▶ _TRY IT_: Every line that contains the word "Escenas" is to be copied from the listing.

▶ _RECORDS FOR PROCESSING_:

Segment Open

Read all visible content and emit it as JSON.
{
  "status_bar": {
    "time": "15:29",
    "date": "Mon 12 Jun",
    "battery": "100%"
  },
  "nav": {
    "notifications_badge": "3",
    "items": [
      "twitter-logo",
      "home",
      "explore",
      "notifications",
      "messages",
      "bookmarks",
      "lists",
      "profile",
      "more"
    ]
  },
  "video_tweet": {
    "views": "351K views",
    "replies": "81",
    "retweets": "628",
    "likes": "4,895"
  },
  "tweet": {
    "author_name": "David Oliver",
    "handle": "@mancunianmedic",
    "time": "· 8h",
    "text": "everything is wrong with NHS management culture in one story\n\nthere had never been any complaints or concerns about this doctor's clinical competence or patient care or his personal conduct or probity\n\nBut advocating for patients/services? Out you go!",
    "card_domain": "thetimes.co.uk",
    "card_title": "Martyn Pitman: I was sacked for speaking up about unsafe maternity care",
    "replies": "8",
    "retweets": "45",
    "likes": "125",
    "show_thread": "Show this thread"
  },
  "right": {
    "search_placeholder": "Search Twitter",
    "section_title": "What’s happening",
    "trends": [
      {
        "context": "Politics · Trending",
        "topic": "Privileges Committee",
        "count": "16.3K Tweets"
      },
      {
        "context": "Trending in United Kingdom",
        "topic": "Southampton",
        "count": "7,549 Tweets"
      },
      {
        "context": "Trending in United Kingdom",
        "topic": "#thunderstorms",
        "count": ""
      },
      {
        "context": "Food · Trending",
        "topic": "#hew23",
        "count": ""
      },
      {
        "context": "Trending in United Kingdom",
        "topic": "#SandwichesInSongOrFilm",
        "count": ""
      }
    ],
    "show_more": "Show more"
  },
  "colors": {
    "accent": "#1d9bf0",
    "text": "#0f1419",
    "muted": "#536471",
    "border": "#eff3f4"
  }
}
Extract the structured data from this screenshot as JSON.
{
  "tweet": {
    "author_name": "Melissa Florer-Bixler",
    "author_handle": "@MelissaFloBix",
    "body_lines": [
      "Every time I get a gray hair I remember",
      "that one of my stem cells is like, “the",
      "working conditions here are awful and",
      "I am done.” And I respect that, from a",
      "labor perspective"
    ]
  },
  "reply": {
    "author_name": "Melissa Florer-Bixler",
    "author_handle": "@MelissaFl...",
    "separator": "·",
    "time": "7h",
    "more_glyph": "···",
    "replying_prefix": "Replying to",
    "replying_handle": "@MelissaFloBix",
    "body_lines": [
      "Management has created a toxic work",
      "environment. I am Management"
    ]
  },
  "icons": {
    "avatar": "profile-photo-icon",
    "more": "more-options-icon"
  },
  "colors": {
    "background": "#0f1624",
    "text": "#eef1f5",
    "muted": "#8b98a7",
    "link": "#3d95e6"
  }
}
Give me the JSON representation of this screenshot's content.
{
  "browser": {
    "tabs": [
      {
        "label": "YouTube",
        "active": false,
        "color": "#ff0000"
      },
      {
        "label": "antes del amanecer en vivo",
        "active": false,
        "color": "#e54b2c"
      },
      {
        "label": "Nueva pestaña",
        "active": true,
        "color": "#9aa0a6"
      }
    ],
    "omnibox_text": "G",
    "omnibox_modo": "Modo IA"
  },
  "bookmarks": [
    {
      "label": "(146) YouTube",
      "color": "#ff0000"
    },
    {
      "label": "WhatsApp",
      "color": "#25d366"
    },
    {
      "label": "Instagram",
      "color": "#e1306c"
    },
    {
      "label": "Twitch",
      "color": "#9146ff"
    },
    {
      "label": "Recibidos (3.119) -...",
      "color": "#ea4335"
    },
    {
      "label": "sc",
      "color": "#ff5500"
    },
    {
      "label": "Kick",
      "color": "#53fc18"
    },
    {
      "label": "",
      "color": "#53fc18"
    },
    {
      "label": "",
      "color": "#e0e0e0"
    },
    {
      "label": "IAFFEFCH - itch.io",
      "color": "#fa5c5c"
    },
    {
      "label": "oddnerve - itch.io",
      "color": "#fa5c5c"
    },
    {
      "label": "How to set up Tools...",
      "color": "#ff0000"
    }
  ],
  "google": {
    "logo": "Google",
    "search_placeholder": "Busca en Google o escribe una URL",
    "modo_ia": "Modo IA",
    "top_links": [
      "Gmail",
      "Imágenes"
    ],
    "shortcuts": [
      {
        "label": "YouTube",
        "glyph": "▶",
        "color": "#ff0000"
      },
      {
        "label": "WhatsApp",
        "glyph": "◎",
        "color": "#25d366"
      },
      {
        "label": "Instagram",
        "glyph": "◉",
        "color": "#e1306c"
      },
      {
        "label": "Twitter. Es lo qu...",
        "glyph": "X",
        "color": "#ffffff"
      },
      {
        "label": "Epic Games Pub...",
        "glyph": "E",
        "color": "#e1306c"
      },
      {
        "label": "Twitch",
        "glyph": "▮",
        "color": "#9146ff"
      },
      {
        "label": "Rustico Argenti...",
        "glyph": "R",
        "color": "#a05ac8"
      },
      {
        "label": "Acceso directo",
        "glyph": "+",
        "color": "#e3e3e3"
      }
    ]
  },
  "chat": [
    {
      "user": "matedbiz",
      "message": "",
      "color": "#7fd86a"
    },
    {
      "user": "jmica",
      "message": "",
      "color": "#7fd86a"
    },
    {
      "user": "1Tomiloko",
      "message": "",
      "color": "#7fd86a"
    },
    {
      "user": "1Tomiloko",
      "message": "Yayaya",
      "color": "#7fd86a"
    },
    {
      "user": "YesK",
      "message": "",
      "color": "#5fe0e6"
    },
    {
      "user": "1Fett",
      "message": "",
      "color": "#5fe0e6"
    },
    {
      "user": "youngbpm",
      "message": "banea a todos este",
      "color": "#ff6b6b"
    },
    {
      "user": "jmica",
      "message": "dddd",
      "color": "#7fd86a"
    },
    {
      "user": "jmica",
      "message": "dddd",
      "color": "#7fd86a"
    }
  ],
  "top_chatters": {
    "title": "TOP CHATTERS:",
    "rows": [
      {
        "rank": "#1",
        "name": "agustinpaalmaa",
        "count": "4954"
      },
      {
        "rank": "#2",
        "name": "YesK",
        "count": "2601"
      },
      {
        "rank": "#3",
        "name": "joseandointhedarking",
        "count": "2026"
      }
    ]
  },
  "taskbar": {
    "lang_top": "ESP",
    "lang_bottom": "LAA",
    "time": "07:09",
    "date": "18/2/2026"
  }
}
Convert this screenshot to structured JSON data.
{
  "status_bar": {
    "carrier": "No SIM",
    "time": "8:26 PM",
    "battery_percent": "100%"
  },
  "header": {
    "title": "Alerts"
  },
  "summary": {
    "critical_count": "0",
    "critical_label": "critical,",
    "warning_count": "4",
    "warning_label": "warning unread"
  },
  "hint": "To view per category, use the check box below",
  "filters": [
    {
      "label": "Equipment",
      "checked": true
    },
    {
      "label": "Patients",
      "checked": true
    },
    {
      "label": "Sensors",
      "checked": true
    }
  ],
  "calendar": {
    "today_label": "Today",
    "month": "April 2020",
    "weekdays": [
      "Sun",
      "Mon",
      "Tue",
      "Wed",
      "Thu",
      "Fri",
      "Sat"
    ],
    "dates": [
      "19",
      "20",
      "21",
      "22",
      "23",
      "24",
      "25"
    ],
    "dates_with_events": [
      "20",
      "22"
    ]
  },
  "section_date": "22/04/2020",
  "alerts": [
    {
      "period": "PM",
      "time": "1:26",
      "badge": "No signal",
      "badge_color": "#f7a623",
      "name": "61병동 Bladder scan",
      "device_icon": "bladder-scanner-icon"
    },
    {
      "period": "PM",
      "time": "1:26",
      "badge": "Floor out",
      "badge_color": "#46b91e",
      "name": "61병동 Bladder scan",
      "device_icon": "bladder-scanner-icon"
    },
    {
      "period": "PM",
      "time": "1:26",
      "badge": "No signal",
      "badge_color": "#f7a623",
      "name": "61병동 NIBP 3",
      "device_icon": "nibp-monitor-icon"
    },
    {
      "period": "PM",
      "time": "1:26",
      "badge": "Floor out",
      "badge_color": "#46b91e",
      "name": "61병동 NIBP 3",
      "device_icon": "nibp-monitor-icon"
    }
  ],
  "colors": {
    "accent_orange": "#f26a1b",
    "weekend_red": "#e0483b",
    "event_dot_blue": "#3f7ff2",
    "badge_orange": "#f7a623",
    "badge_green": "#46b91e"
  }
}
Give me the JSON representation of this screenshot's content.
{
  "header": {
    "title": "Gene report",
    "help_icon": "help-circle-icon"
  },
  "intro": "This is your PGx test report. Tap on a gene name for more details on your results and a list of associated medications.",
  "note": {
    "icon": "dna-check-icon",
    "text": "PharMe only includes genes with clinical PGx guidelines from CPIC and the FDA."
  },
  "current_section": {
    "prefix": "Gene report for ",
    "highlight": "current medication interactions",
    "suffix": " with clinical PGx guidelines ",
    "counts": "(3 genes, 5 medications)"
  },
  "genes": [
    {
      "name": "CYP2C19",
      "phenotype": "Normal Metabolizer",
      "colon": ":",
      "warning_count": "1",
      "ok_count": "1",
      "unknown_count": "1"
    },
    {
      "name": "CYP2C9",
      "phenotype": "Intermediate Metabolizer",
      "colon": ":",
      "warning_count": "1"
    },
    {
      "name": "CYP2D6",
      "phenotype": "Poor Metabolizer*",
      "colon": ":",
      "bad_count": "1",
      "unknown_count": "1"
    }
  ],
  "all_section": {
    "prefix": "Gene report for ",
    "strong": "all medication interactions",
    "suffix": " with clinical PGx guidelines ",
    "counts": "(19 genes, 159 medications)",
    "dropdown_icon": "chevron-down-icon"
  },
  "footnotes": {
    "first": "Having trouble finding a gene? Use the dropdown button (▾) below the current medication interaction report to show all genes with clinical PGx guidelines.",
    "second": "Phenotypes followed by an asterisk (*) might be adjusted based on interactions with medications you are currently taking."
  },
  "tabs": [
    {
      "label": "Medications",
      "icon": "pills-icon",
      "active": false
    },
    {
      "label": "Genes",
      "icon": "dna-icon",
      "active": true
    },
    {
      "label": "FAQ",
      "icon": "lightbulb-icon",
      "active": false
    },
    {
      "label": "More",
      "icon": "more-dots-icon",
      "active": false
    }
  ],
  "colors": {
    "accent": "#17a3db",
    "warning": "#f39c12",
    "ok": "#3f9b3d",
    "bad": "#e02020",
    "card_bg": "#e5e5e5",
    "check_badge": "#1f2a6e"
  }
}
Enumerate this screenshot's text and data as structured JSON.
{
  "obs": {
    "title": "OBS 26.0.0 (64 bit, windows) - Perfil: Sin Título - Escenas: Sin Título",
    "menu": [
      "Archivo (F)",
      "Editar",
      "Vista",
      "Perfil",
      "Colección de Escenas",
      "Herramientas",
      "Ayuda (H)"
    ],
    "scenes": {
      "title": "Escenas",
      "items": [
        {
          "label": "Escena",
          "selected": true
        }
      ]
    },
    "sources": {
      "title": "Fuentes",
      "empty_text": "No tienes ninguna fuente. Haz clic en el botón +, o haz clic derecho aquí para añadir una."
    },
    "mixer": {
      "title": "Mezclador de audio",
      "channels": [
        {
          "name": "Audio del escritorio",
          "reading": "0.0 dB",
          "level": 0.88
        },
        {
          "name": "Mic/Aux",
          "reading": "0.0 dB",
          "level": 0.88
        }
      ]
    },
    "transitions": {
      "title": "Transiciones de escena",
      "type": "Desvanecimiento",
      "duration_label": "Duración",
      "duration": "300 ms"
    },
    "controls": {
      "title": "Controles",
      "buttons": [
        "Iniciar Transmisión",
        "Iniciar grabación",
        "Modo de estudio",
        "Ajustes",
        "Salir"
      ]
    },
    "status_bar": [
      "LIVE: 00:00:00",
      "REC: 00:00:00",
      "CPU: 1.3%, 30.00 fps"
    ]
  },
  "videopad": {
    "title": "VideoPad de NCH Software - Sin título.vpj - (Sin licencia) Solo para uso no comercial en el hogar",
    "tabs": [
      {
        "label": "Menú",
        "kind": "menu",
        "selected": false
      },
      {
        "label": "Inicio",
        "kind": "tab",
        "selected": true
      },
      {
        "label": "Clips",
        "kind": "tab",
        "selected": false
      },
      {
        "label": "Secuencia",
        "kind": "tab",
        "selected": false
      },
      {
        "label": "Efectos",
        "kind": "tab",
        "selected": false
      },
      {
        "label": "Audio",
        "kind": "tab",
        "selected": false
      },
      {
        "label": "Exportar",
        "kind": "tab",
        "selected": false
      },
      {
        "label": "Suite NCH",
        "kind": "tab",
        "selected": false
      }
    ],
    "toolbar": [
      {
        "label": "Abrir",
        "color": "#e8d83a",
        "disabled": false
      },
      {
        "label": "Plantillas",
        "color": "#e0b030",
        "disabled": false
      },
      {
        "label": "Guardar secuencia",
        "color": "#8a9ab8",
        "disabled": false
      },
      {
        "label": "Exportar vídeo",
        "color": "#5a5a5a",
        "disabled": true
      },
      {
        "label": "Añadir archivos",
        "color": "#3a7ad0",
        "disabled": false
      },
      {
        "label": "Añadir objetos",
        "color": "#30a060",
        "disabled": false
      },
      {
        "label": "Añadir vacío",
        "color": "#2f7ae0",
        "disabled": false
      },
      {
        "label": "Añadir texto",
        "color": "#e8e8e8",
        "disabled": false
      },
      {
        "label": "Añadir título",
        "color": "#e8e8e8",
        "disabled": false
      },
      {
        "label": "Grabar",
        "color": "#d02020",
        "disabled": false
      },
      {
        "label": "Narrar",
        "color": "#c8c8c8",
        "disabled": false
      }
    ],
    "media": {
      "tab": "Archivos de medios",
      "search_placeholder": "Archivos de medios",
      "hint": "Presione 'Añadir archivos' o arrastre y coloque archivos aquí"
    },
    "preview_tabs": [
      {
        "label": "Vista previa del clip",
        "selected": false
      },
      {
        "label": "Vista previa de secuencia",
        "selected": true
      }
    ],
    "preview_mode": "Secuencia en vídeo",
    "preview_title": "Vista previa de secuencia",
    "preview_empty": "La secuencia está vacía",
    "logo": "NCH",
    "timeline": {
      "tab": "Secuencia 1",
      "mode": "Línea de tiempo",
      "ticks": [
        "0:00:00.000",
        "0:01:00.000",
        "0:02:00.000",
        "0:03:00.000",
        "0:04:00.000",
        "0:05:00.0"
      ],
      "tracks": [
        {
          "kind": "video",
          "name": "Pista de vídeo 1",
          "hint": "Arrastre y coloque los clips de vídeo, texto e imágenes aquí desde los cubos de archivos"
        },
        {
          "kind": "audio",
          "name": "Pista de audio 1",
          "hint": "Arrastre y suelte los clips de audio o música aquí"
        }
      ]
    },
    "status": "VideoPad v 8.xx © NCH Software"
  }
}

Segment Closed

▶ _RESPONSE TO THE TASK_:
    "title": "OBS 26.0.0 (64 bit, windows) - Perfil: Sin Título - Escenas: Sin Título",
      "Colección de Escenas",
      "title": "Escenas",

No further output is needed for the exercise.